Un été en montagne est un roman d'inspiration en partie autobiographique. Le chalet où il se déroule est en effet manifestement ce "Chalet soleil" que l'auteure avait fait construire en 1911 dans le canton du Valais et où elle aimait réunir toute une société d'amis et de connaissances littéraires. Comme sa protagoniste Dolly, elle a de plus épousé un Prussien et est devenue veuve, l'échec de son second mariage la conduisant à se séparer de son époux en 1919, date où la narratrice arrive meurtrie suite à une blessure intime … Et on retrouve ainsi d'une manière générale dans ce roman ses joies et ses déceptions, son amour de la nature comme son caractère curieux et enjoué.

 

On apprécie le pouvoir évocateur des descriptions d'Elizabeth von Arnim, d'une radieuse simplicité, et la grande finesse psychologique dont elle fait preuve. On est surtout séduit par sa plume légère d'une constante ironie, par son aptitude à voir les choses sous un angle inhabituel et à formuler ses réflexions et présenter ses dialogues d'une manière amusante confinant souvent à l'absurde.
..........
▶ TRAVAIL À FAIRE:
(1) Indiquez si chacune des affirmations suivantes concorde avec l'extrait consacré à Un été en montagne. Répondez par oui ou par non et citez les mots de l'extrait qui tranchent.
(a) Le chalet de l'auteure a été construit en 1911 dans le canton du Valais.
(b) L'auteure s'est séparée de son époux en 1911.
(c) Les descriptions d'Elizabeth von Arnim sont qualifiées de simples et radieuses.
(2) Reformulez sous forme de liste le paragraphe de l'extrait consacré à Un été en montagne qui commence par « On apprécie le pouvoir évocateur », en conservant ses idées principales.
..........
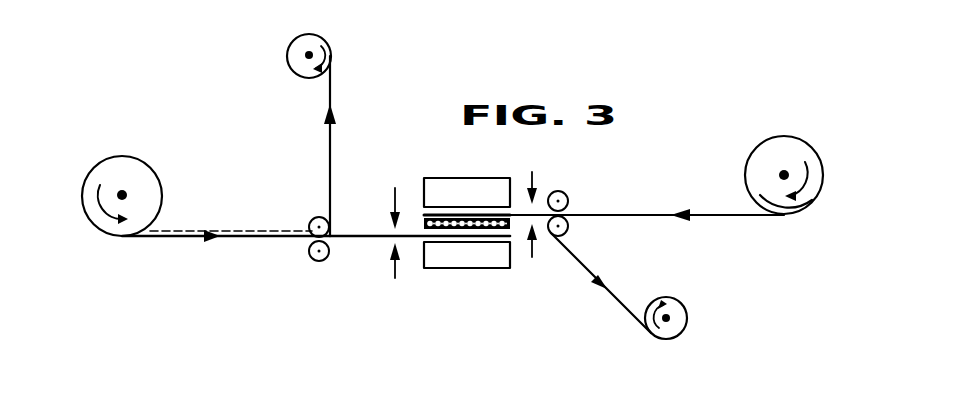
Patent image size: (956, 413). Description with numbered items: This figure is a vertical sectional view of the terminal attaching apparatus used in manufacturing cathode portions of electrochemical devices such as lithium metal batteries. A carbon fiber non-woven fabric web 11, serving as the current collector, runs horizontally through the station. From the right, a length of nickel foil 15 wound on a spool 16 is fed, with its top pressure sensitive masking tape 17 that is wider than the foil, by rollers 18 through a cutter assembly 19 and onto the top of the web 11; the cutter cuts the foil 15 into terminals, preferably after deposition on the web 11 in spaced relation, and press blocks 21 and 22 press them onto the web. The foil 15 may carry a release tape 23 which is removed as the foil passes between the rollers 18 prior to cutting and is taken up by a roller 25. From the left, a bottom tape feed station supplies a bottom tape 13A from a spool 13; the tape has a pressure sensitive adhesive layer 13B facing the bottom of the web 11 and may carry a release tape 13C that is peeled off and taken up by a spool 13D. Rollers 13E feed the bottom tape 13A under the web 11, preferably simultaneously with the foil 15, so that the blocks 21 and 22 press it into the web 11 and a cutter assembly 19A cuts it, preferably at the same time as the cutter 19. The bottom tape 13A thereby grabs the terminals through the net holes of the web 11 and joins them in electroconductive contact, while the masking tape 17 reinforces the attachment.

The carbon fiber non-woven fabric web 11 is at (424, 221).
The spool 13 is at (122, 165).
The bottom tape 13A is at (195, 240).
The pressure sensitive adhesive layer 13B is at (353, 234).
The release tape 13C is at (202, 232).
The spool 13D is at (326, 38).
The rollers 13E is at (320, 261).
The nickel foil 15 is at (722, 217).
The spool 16 is at (810, 190).
The pressure sensitive masking tape 17 is at (632, 213).
The rollers 18 is at (568, 192).
The cutter assembly 19 is at (531, 257).
The cutter assembly 19A is at (395, 274).
The press block 21 is at (456, 192).
The press block 22 is at (465, 262).
The release tape 23 is at (620, 293).
The roller 25 is at (682, 312).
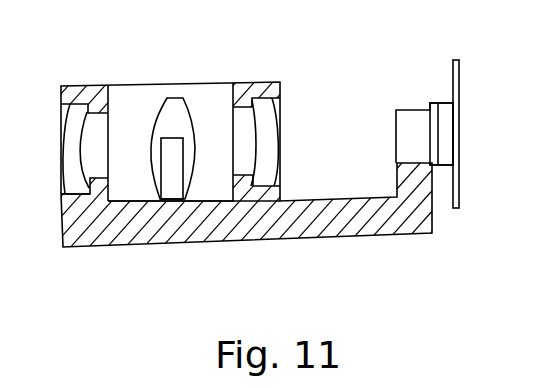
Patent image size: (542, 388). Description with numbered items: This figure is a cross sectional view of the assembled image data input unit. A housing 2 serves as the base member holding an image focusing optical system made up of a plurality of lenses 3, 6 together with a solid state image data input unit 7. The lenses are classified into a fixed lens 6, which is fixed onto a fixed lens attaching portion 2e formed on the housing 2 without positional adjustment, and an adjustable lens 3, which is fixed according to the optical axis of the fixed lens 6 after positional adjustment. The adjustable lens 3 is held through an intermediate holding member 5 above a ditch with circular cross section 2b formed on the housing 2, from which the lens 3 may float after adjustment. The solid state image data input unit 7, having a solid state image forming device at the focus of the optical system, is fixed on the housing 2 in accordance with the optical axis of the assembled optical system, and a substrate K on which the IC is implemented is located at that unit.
..........
▶ CORRIGÉ:
(1)
(a) Oui : « que l'auteure avait fait construire en 1911 dans le canton du Valais ».
(b) Non : « se séparer de son époux en 1919 ».
(c) Oui : « d'une radieuse simplicité ».

(2)
- Descriptions très évocatrices, d'une radieuse simplicité
- Grande finesse psychologique
- Plume légère et constamment ironique
- Regard inhabituel sur les choses
- Réflexions et dialogues amusants, souvent proches de l'absurde